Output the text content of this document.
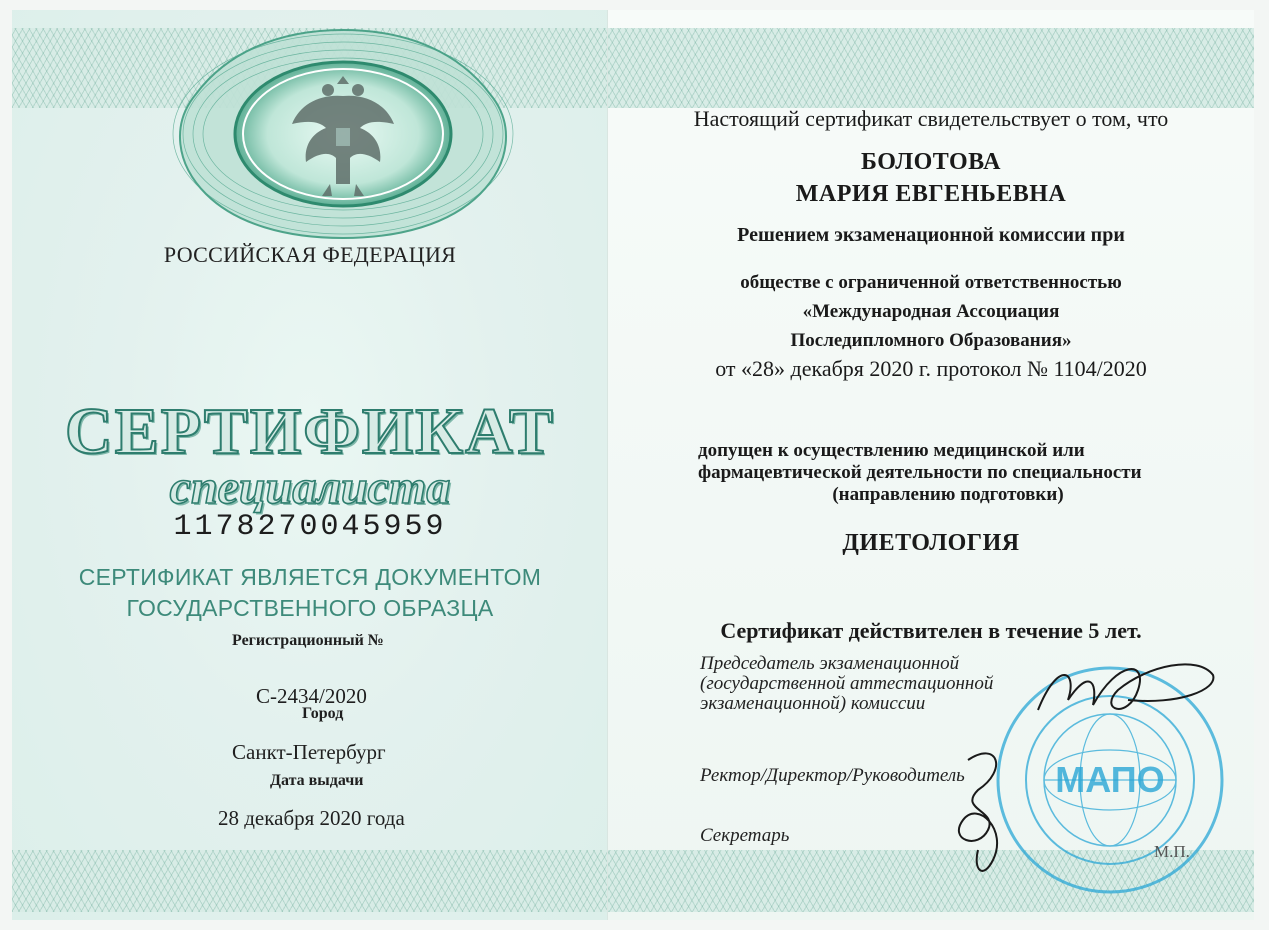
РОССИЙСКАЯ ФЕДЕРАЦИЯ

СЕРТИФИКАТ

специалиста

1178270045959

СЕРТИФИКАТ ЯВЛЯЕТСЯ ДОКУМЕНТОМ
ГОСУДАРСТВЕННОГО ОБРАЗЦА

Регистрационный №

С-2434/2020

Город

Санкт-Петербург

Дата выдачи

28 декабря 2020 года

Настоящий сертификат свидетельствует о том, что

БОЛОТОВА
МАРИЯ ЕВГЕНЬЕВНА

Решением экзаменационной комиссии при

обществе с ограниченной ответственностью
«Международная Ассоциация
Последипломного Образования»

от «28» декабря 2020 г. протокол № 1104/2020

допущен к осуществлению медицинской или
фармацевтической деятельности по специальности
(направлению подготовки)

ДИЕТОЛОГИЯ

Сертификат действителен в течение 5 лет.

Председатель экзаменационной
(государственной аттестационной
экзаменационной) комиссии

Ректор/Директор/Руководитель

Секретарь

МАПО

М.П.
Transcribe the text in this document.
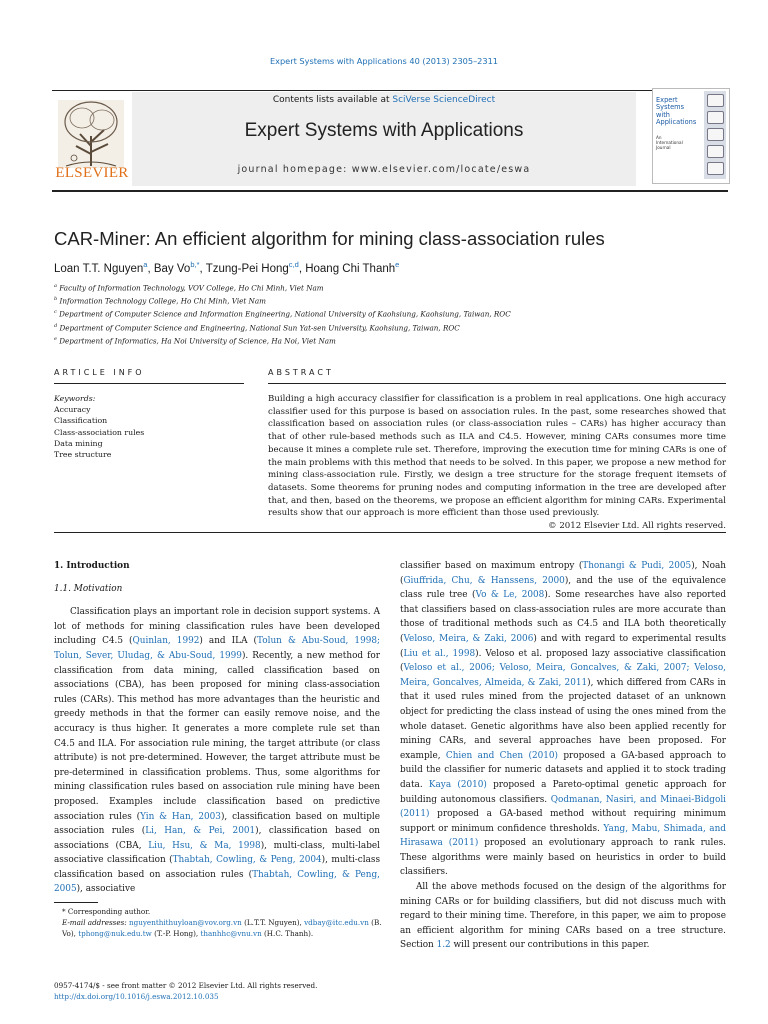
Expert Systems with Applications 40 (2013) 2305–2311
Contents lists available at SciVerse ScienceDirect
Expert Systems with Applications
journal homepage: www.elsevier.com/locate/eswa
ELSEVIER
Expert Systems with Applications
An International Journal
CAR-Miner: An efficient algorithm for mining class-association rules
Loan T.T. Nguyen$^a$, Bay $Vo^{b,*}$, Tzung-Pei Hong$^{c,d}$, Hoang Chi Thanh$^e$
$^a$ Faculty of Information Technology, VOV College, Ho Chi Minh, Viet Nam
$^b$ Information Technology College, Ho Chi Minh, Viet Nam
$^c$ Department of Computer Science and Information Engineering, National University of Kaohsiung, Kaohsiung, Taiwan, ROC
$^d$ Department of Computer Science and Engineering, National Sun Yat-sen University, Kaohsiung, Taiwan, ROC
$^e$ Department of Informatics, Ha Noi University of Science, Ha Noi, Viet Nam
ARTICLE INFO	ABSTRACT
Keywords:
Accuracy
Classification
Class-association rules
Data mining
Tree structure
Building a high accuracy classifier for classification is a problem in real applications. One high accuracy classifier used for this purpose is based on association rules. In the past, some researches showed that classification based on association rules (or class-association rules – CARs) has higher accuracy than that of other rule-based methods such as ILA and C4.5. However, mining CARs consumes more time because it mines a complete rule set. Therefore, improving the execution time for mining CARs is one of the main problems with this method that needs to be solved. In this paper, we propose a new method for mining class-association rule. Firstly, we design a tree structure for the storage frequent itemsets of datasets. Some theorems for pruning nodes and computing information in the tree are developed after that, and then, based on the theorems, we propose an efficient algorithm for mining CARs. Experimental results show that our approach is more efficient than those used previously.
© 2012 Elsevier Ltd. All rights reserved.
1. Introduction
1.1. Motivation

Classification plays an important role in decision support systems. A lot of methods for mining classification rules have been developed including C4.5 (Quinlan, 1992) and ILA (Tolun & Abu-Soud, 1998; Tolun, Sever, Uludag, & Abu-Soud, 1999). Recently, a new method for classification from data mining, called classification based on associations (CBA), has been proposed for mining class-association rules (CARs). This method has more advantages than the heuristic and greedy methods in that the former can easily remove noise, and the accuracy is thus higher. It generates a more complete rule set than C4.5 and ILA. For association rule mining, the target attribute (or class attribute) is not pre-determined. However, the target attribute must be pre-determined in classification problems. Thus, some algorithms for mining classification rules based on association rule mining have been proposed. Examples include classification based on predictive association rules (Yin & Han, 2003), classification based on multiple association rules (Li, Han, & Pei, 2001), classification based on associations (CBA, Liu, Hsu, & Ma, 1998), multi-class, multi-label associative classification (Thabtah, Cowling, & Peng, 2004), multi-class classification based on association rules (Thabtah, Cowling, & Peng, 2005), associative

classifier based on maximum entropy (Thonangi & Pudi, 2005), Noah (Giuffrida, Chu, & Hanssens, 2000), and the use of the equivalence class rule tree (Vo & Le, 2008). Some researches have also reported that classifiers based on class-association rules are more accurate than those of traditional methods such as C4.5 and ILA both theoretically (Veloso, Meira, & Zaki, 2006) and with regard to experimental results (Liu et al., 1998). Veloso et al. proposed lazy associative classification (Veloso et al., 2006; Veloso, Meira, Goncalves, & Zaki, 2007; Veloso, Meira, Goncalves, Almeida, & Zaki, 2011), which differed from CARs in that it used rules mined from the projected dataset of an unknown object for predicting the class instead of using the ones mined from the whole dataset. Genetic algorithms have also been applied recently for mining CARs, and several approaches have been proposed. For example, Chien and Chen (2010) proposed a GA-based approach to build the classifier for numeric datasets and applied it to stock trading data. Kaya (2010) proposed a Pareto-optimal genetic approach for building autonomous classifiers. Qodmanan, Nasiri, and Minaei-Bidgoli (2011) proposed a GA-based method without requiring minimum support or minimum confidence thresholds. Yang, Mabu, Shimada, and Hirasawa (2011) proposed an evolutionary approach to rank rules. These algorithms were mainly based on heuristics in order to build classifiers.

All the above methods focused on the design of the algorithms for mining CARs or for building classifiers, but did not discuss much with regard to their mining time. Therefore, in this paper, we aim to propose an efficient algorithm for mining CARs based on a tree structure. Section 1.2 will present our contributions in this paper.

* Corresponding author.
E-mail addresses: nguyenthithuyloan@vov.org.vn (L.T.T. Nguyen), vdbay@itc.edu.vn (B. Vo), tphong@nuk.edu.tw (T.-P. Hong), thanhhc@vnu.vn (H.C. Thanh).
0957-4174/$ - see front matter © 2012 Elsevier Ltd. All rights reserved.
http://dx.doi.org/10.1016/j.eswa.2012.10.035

Task:
Copy out each line word for word, please, skipping the images.

Problem solution:
Output the text content of this document.
РОССИЙСКАЯ ФЕДЕРАЦИЯ

СЕРТИФИКАТ

специалиста

1178270045959

СЕРТИФИКАТ ЯВЛЯЕТСЯ ДОКУМЕНТОМ
ГОСУДАРСТВЕННОГО ОБРАЗЦА

Регистрационный №

С-2434/2020

Город

Санкт-Петербург

Дата выдачи

28 декабря 2020 года

Настоящий сертификат свидетельствует о том, что

БОЛОТОВА
МАРИЯ ЕВГЕНЬЕВНА

Решением экзаменационной комиссии при

обществе с ограниченной ответственностью
«Международная Ассоциация
Последипломного Образования»

от «28» декабря 2020 г. протокол № 1104/2020

допущен к осуществлению медицинской или
фармацевтической деятельности по специальности
(направлению подготовки)

ДИЕТОЛОГИЯ

Сертификат действителен в течение 5 лет.

Председатель экзаменационной
(государственной аттестационной
экзаменационной) комиссии

Ректор/Директор/Руководитель

Секретарь

МАПО

М.П.
Transcribe the text in this document.
Expert Systems with Applications 40 (2013) 2305–2311
Contents lists available at SciVerse ScienceDirect
Expert Systems with Applications
journal homepage: www.elsevier.com/locate/eswa
ELSEVIER
Expert Systems with Applications
An International Journal
CAR-Miner: An efficient algorithm for mining class-association rules
Loan T.T. Nguyen$^a$, Bay $Vo^{b,*}$, Tzung-Pei Hong$^{c,d}$, Hoang Chi Thanh$^e$
$^a$ Faculty of Information Technology, VOV College, Ho Chi Minh, Viet Nam
$^b$ Information Technology College, Ho Chi Minh, Viet Nam
$^c$ Department of Computer Science and Information Engineering, National University of Kaohsiung, Kaohsiung, Taiwan, ROC
$^d$ Department of Computer Science and Engineering, National Sun Yat-sen University, Kaohsiung, Taiwan, ROC
$^e$ Department of Informatics, Ha Noi University of Science, Ha Noi, Viet Nam
ARTICLE INFO	ABSTRACT
Keywords:
Accuracy
Classification
Class-association rules
Data mining
Tree structure
Building a high accuracy classifier for classification is a problem in real applications. One high accuracy classifier used for this purpose is based on association rules. In the past, some researches showed that classification based on association rules (or class-association rules – CARs) has higher accuracy than that of other rule-based methods such as ILA and C4.5. However, mining CARs consumes more time because it mines a complete rule set. Therefore, improving the execution time for mining CARs is one of the main problems with this method that needs to be solved. In this paper, we propose a new method for mining class-association rule. Firstly, we design a tree structure for the storage frequent itemsets of datasets. Some theorems for pruning nodes and computing information in the tree are developed after that, and then, based on the theorems, we propose an efficient algorithm for mining CARs. Experimental results show that our approach is more efficient than those used previously.
© 2012 Elsevier Ltd. All rights reserved.
1. Introduction
1.1. Motivation

Classification plays an important role in decision support systems. A lot of methods for mining classification rules have been developed including C4.5 (Quinlan, 1992) and ILA (Tolun & Abu-Soud, 1998; Tolun, Sever, Uludag, & Abu-Soud, 1999). Recently, a new method for classification from data mining, called classification based on associations (CBA), has been proposed for mining class-association rules (CARs). This method has more advantages than the heuristic and greedy methods in that the former can easily remove noise, and the accuracy is thus higher. It generates a more complete rule set than C4.5 and ILA. For association rule mining, the target attribute (or class attribute) is not pre-determined. However, the target attribute must be pre-determined in classification problems. Thus, some algorithms for mining classification rules based on association rule mining have been proposed. Examples include classification based on predictive association rules (Yin & Han, 2003), classification based on multiple association rules (Li, Han, & Pei, 2001), classification based on associations (CBA, Liu, Hsu, & Ma, 1998), multi-class, multi-label associative classification (Thabtah, Cowling, & Peng, 2004), multi-class classification based on association rules (Thabtah, Cowling, & Peng, 2005), associative

classifier based on maximum entropy (Thonangi & Pudi, 2005), Noah (Giuffrida, Chu, & Hanssens, 2000), and the use of the equivalence class rule tree (Vo & Le, 2008). Some researches have also reported that classifiers based on class-association rules are more accurate than those of traditional methods such as C4.5 and ILA both theoretically (Veloso, Meira, & Zaki, 2006) and with regard to experimental results (Liu et al., 1998). Veloso et al. proposed lazy associative classification (Veloso et al., 2006; Veloso, Meira, Goncalves, & Zaki, 2007; Veloso, Meira, Goncalves, Almeida, & Zaki, 2011), which differed from CARs in that it used rules mined from the projected dataset of an unknown object for predicting the class instead of using the ones mined from the whole dataset. Genetic algorithms have also been applied recently for mining CARs, and several approaches have been proposed. For example, Chien and Chen (2010) proposed a GA-based approach to build the classifier for numeric datasets and applied it to stock trading data. Kaya (2010) proposed a Pareto-optimal genetic approach for building autonomous classifiers. Qodmanan, Nasiri, and Minaei-Bidgoli (2011) proposed a GA-based method without requiring minimum support or minimum confidence thresholds. Yang, Mabu, Shimada, and Hirasawa (2011) proposed an evolutionary approach to rank rules. These algorithms were mainly based on heuristics in order to build classifiers.

All the above methods focused on the design of the algorithms for mining CARs or for building classifiers, but did not discuss much with regard to their mining time. Therefore, in this paper, we aim to propose an efficient algorithm for mining CARs based on a tree structure. Section 1.2 will present our contributions in this paper.

* Corresponding author.
E-mail addresses: nguyenthithuyloan@vov.org.vn (L.T.T. Nguyen), vdbay@itc.edu.vn (B. Vo), tphong@nuk.edu.tw (T.-P. Hong), thanhhc@vnu.vn (H.C. Thanh).
0957-4174/$ - see front matter © 2012 Elsevier Ltd. All rights reserved.
http://dx.doi.org/10.1016/j.eswa.2012.10.035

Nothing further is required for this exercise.